* WHAT THE EXERCISE ASKS:
Lift every line from the entries that includes the word "text".

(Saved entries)
---+---

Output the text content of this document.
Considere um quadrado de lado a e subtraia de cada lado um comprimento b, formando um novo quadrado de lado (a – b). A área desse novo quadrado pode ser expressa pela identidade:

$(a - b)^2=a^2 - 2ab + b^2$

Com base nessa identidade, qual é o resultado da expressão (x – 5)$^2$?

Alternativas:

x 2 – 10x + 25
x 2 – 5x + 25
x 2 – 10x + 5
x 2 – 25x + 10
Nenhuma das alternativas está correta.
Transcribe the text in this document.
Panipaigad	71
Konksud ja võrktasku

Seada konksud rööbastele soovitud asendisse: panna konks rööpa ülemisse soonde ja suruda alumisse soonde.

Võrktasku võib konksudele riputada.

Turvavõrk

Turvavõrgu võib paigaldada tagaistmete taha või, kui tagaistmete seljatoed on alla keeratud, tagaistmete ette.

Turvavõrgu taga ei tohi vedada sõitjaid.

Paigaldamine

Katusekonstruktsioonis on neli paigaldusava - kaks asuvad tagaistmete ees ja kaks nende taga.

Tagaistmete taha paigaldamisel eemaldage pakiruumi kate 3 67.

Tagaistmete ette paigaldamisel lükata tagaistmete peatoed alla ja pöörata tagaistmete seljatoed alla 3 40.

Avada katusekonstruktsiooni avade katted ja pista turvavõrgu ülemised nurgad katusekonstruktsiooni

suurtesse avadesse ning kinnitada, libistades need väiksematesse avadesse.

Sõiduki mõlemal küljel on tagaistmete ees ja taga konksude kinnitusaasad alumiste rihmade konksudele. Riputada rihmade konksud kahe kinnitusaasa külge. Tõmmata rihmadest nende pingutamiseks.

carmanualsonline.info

---+---

* SOLUTION TO THIS PROBLEM:
Output the text content of this document.
Transcribe the text in this document.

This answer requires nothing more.